■ **Work instructions**: Output each line of the material exactly as it stands.

Stored data
========

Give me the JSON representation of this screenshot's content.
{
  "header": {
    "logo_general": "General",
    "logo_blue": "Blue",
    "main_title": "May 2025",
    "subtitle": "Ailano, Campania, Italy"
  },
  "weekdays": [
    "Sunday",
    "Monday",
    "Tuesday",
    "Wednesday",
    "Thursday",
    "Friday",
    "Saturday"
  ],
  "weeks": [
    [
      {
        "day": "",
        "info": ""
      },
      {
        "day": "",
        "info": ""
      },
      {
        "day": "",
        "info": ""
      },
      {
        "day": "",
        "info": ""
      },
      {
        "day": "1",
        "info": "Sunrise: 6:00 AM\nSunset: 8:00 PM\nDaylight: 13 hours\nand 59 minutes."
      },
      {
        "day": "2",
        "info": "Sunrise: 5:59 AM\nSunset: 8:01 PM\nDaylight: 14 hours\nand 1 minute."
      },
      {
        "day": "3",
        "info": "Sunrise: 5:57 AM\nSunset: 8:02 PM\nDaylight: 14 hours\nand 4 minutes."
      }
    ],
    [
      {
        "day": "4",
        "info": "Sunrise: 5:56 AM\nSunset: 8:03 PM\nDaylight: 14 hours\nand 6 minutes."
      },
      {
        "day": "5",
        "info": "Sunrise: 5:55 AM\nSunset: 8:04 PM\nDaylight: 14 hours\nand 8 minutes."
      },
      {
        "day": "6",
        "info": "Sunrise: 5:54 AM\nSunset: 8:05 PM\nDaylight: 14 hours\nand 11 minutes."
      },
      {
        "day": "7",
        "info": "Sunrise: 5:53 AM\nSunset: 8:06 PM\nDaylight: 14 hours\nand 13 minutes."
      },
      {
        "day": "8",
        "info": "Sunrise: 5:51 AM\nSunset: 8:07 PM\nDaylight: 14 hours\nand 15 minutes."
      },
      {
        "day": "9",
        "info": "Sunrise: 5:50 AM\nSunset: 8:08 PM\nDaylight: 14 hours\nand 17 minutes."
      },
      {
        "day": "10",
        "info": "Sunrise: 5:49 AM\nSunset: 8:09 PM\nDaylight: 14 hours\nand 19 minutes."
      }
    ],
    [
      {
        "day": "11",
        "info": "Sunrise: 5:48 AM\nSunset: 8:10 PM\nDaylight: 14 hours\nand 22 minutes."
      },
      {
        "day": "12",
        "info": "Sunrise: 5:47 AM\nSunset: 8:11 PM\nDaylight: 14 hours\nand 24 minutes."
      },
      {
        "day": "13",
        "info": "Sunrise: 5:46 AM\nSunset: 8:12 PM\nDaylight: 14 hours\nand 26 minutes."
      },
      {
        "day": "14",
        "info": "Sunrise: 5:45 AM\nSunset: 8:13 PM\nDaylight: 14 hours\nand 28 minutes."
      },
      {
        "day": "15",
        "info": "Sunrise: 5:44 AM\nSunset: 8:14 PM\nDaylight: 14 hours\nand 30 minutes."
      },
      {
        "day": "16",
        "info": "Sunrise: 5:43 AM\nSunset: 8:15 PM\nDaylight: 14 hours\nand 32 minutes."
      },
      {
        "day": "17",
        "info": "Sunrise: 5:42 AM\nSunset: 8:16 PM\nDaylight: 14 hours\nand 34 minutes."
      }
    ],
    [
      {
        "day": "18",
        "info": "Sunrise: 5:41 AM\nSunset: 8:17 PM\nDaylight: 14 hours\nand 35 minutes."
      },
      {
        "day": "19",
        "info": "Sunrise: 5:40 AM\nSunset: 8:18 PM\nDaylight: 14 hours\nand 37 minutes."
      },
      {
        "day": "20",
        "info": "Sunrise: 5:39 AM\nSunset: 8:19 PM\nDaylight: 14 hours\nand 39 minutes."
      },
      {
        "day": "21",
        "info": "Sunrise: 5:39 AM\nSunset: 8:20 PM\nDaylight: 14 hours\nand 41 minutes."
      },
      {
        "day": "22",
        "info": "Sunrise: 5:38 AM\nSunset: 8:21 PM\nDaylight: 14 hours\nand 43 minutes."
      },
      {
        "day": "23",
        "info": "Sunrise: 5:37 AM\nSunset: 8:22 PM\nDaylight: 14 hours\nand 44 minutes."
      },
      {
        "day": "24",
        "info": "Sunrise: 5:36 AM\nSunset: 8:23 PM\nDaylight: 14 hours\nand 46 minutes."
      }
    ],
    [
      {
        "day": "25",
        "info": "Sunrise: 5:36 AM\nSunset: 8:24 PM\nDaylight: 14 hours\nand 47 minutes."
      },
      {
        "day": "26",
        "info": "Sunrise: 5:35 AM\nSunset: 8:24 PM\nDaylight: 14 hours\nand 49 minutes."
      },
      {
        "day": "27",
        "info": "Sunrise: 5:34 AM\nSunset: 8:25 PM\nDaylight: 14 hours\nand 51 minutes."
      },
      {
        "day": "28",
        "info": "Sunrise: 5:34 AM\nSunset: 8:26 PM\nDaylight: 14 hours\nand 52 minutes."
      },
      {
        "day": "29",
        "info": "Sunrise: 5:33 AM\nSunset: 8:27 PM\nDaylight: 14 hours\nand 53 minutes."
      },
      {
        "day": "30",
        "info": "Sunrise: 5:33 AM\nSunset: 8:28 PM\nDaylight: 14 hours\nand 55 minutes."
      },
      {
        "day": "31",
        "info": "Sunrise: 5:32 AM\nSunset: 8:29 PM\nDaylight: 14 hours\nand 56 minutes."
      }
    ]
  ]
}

========

■ **Solved problem**:
Give me the JSON representation of this screenshot's content.
{
  "header": {
    "logo_general": "General",
    "logo_blue": "Blue",
    "main_title": "May 2025",
    "subtitle": "Ailano, Campania, Italy"
  },
  "weekdays": [
    "Sunday",
    "Monday",
    "Tuesday",
    "Wednesday",
    "Thursday",
    "Friday",
    "Saturday"
  ],
  "weeks": [
    [
      {
        "day": "",
        "info": ""
      },
      {
        "day": "",
        "info": ""
      },
      {
        "day": "",
        "info": ""
      },
      {
        "day": "",
        "info": ""
      },
      {
        "day": "1",
        "info": "Sunrise: 6:00 AM\nSunset: 8:00 PM\nDaylight: 13 hours\nand 59 minutes."
      },
      {
        "day": "2",
        "info": "Sunrise: 5:59 AM\nSunset: 8:01 PM\nDaylight: 14 hours\nand 1 minute."
      },
      {
        "day": "3",
        "info": "Sunrise: 5:57 AM\nSunset: 8:02 PM\nDaylight: 14 hours\nand 4 minutes."
      }
    ],
    [
      {
        "day": "4",
        "info": "Sunrise: 5:56 AM\nSunset: 8:03 PM\nDaylight: 14 hours\nand 6 minutes."
      },
      {
        "day": "5",
        "info": "Sunrise: 5:55 AM\nSunset: 8:04 PM\nDaylight: 14 hours\nand 8 minutes."
      },
      {
        "day": "6",
        "info": "Sunrise: 5:54 AM\nSunset: 8:05 PM\nDaylight: 14 hours\nand 11 minutes."
      },
      {
        "day": "7",
        "info": "Sunrise: 5:53 AM\nSunset: 8:06 PM\nDaylight: 14 hours\nand 13 minutes."
      },
      {
        "day": "8",
        "info": "Sunrise: 5:51 AM\nSunset: 8:07 PM\nDaylight: 14 hours\nand 15 minutes."
      },
      {
        "day": "9",
        "info": "Sunrise: 5:50 AM\nSunset: 8:08 PM\nDaylight: 14 hours\nand 17 minutes."
      },
      {
        "day": "10",
        "info": "Sunrise: 5:49 AM\nSunset: 8:09 PM\nDaylight: 14 hours\nand 19 minutes."
      }
    ],
    [
      {
        "day": "11",
        "info": "Sunrise: 5:48 AM\nSunset: 8:10 PM\nDaylight: 14 hours\nand 22 minutes."
      },
      {
        "day": "12",
        "info": "Sunrise: 5:47 AM\nSunset: 8:11 PM\nDaylight: 14 hours\nand 24 minutes."
      },
      {
        "day": "13",
        "info": "Sunrise: 5:46 AM\nSunset: 8:12 PM\nDaylight: 14 hours\nand 26 minutes."
      },
      {
        "day": "14",
        "info": "Sunrise: 5:45 AM\nSunset: 8:13 PM\nDaylight: 14 hours\nand 28 minutes."
      },
      {
        "day": "15",
        "info": "Sunrise: 5:44 AM\nSunset: 8:14 PM\nDaylight: 14 hours\nand 30 minutes."
      },
      {
        "day": "16",
        "info": "Sunrise: 5:43 AM\nSunset: 8:15 PM\nDaylight: 14 hours\nand 32 minutes."
      },
      {
        "day": "17",
        "info": "Sunrise: 5:42 AM\nSunset: 8:16 PM\nDaylight: 14 hours\nand 34 minutes."
      }
    ],
    [
      {
        "day": "18",
        "info": "Sunrise: 5:41 AM\nSunset: 8:17 PM\nDaylight: 14 hours\nand 35 minutes."
      },
      {
        "day": "19",
        "info": "Sunrise: 5:40 AM\nSunset: 8:18 PM\nDaylight: 14 hours\nand 37 minutes."
      },
      {
        "day": "20",
        "info": "Sunrise: 5:39 AM\nSunset: 8:19 PM\nDaylight: 14 hours\nand 39 minutes."
      },
      {
        "day": "21",
        "info": "Sunrise: 5:39 AM\nSunset: 8:20 PM\nDaylight: 14 hours\nand 41 minutes."
      },
      {
        "day": "22",
        "info": "Sunrise: 5:38 AM\nSunset: 8:21 PM\nDaylight: 14 hours\nand 43 minutes."
      },
      {
        "day": "23",
        "info": "Sunrise: 5:37 AM\nSunset: 8:22 PM\nDaylight: 14 hours\nand 44 minutes."
      },
      {
        "day": "24",
        "info": "Sunrise: 5:36 AM\nSunset: 8:23 PM\nDaylight: 14 hours\nand 46 minutes."
      }
    ],
    [
      {
        "day": "25",
        "info": "Sunrise: 5:36 AM\nSunset: 8:24 PM\nDaylight: 14 hours\nand 47 minutes."
      },
      {
        "day": "26",
        "info": "Sunrise: 5:35 AM\nSunset: 8:24 PM\nDaylight: 14 hours\nand 49 minutes."
      },
      {
        "day": "27",
        "info": "Sunrise: 5:34 AM\nSunset: 8:25 PM\nDaylight: 14 hours\nand 51 minutes."
      },
      {
        "day": "28",
        "info": "Sunrise: 5:34 AM\nSunset: 8:26 PM\nDaylight: 14 hours\nand 52 minutes."
      },
      {
        "day": "29",
        "info": "Sunrise: 5:33 AM\nSunset: 8:27 PM\nDaylight: 14 hours\nand 53 minutes."
      },
      {
        "day": "30",
        "info": "Sunrise: 5:33 AM\nSunset: 8:28 PM\nDaylight: 14 hours\nand 55 minutes."
      },
      {
        "day": "31",
        "info": "Sunrise: 5:32 AM\nSunset: 8:29 PM\nDaylight: 14 hours\nand 56 minutes."
      }
    ]
  ]
}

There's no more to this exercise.